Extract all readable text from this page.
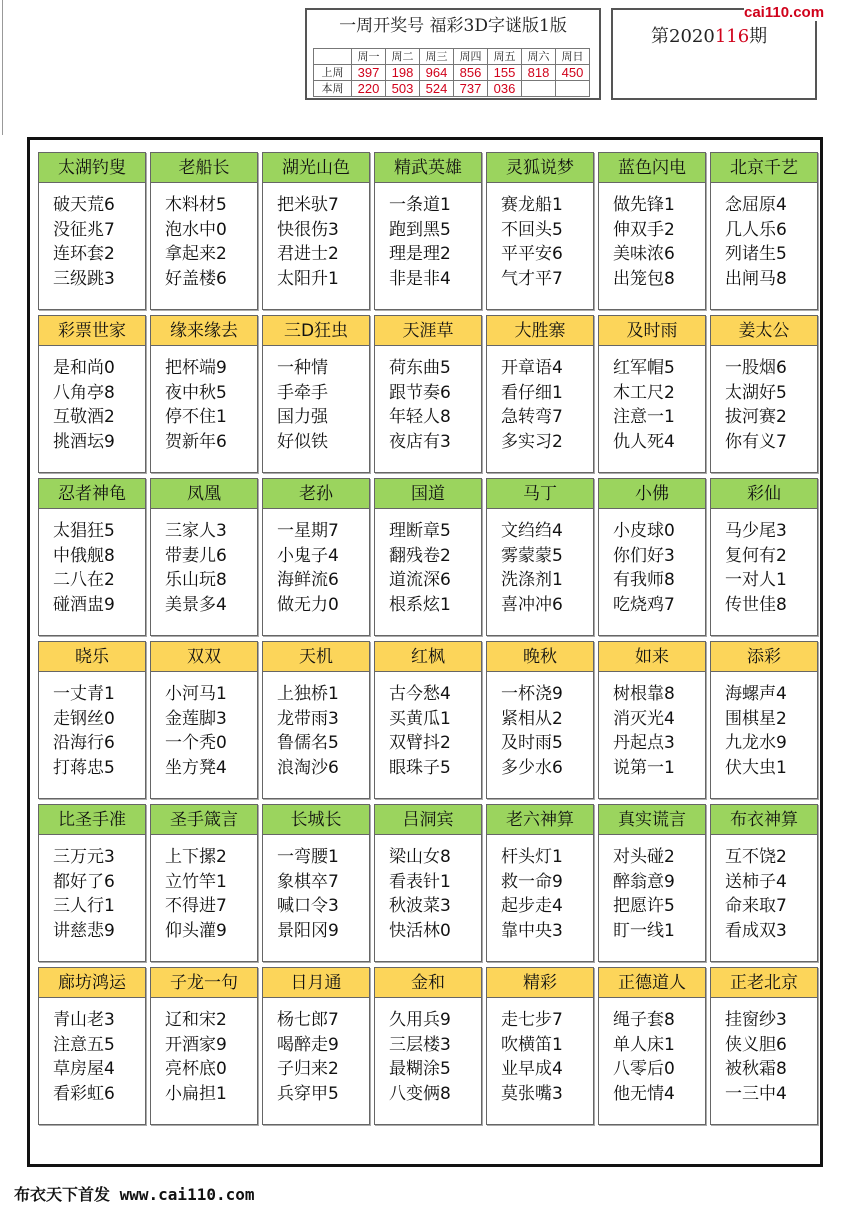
一周开奖号 福彩3D字谜版1版
周一	周二	周三	周四	周五	周六	周日
上周	397 198 964 856 155 818 450
本周	220 503 524 737 036
第2020116期
cai110.com
太湖钓叟
破天荒6
没征兆7
连环套2
三级跳3
老船长
木料材5
泡水中0
拿起来2
好盖楼6
湖光山色
把米驮7
快很伤3
君进士2
太阳升1
精武英雄
一条道1
跑到黑5
理是理2
非是非4
灵狐说梦
赛龙船1
不回头5
平平安6
气才平7
蓝色闪电
做先锋1
伸双手2
美味浓6
出笼包8
北京千艺
念屈原4
几人乐6
列诸生5
出闸马8
彩票世家
是和尚0
八角亭8
互敬酒2
挑酒坛9
缘来缘去
把杯端9
夜中秋5
停不住1
贺新年6
三D狂虫
一种情
手牵手
国力强
好似铁
天涯草
荷东曲5
跟节奏6
年轻人8
夜店有3
大胜寨
开章语4
看仔细1
急转弯7
多实习2
及时雨
红军帽5
木工尺2
注意一1
仇人死4
姜太公
一股烟6
太湖好5
拔河赛2
你有义7
忍者神龟
太猖狂5
中俄舰8
二八在2
碰酒盅9
凤凰
三家人3
带妻儿6
乐山玩8
美景多4
老孙
一星期7
小鬼子4
海鲜流6
做无力0
国道
理断章5
翻残卷2
道流深6
根系炫1
马丁
文绉绉4
雾蒙蒙5
洗涤剂1
喜冲冲6
小佛
小皮球0
你们好3
有我师8
吃烧鸡7
彩仙
马少尾3
复何有2
一对人1
传世佳8
晓乐
一丈青1
走钢丝0
沿海行6
打蒋忠5
双双
小河马1
金莲脚3
一个秃0
坐方凳4
天机
上独桥1
龙带雨3
鲁儒名5
浪淘沙6
红枫
古今愁4
买黄瓜1
双臂抖2
眼珠子5
晚秋
一杯浇9
紧相从2
及时雨5
多少水6
如来
树根靠8
消灭光4
丹起点3
说第一1
添彩
海螺声4
围棋星2
九龙水9
伏大虫1
比圣手准
三万元3
都好了6
三人行1
讲慈悲9
圣手箴言
上下摞2
立竹竿1
不得进7
仰头灌9
长城长
一弯腰1
象棋卒7
喊口令3
景阳冈9
吕洞宾
梁山女8
看表针1
秋波菜3
快活林0
老六神算
杆头灯1
救一命9
起步走4
靠中央3
真实谎言
对头碰2
醉翁意9
把愿许5
盯一线1
布衣神算
互不饶2
送柿子4
命来取7
看成双3
廊坊鸿运
青山老3
注意五5
草房屋4
看彩虹6
子龙一句
辽和宋2
开酒家9
亮杯底0
小扁担1
日月通
杨七郎7
喝醉走9
子归来2
兵穿甲5
金和
久用兵9
三层楼3
最糊涂5
八变俩8
精彩
走七步7
吹横笛1
业早成4
莫张嘴3
正德道人
绳子套8
单人床1
八零后0
他无情4
正老北京
挂窗纱3
侠义胆6
被秋霜8
一三中4
布衣天下首发 www.cai110.com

## Task details
Leave the pictures out and copy the rest of the data exactly.

## Reply to the exercise
Extract all readable text from this page.
一周开奖号 福彩3D字谜版1版
周一	周二	周三	周四	周五	周六	周日
上周	397 198 964 856 155 818 450
本周	220 503 524 737 036
第2020116期
cai110.com
太湖钓叟
破天荒6
没征兆7
连环套2
三级跳3
老船长
木料材5
泡水中0
拿起来2
好盖楼6
湖光山色
把米驮7
快很伤3
君进士2
太阳升1
精武英雄
一条道1
跑到黑5
理是理2
非是非4
灵狐说梦
赛龙船1
不回头5
平平安6
气才平7
蓝色闪电
做先锋1
伸双手2
美味浓6
出笼包8
北京千艺
念屈原4
几人乐6
列诸生5
出闸马8
彩票世家
是和尚0
八角亭8
互敬酒2
挑酒坛9
缘来缘去
把杯端9
夜中秋5
停不住1
贺新年6
三D狂虫
一种情
手牵手
国力强
好似铁
天涯草
荷东曲5
跟节奏6
年轻人8
夜店有3
大胜寨
开章语4
看仔细1
急转弯7
多实习2
及时雨
红军帽5
木工尺2
注意一1
仇人死4
姜太公
一股烟6
太湖好5
拔河赛2
你有义7
忍者神龟
太猖狂5
中俄舰8
二八在2
碰酒盅9
凤凰
三家人3
带妻儿6
乐山玩8
美景多4
老孙
一星期7
小鬼子4
海鲜流6
做无力0
国道
理断章5
翻残卷2
道流深6
根系炫1
马丁
文绉绉4
雾蒙蒙5
洗涤剂1
喜冲冲6
小佛
小皮球0
你们好3
有我师8
吃烧鸡7
彩仙
马少尾3
复何有2
一对人1
传世佳8
晓乐
一丈青1
走钢丝0
沿海行6
打蒋忠5
双双
小河马1
金莲脚3
一个秃0
坐方凳4
天机
上独桥1
龙带雨3
鲁儒名5
浪淘沙6
红枫
古今愁4
买黄瓜1
双臂抖2
眼珠子5
晚秋
一杯浇9
紧相从2
及时雨5
多少水6
如来
树根靠8
消灭光4
丹起点3
说第一1
添彩
海螺声4
围棋星2
九龙水9
伏大虫1
比圣手准
三万元3
都好了6
三人行1
讲慈悲9
圣手箴言
上下摞2
立竹竿1
不得进7
仰头灌9
长城长
一弯腰1
象棋卒7
喊口令3
景阳冈9
吕洞宾
梁山女8
看表针1
秋波菜3
快活林0
老六神算
杆头灯1
救一命9
起步走4
靠中央3
真实谎言
对头碰2
醉翁意9
把愿许5
盯一线1
布衣神算
互不饶2
送柿子4
命来取7
看成双3
廊坊鸿运
青山老3
注意五5
草房屋4
看彩虹6
子龙一句
辽和宋2
开酒家9
亮杯底0
小扁担1
日月通
杨七郎7
喝醉走9
子归来2
兵穿甲5
金和
久用兵9
三层楼3
最糊涂5
八变俩8
精彩
走七步7
吹横笛1
业早成4
莫张嘴3
正德道人
绳子套8
单人床1
八零后0
他无情4
正老北京
挂窗纱3
侠义胆6
被秋霜8
一三中4
布衣天下首发 www.cai110.com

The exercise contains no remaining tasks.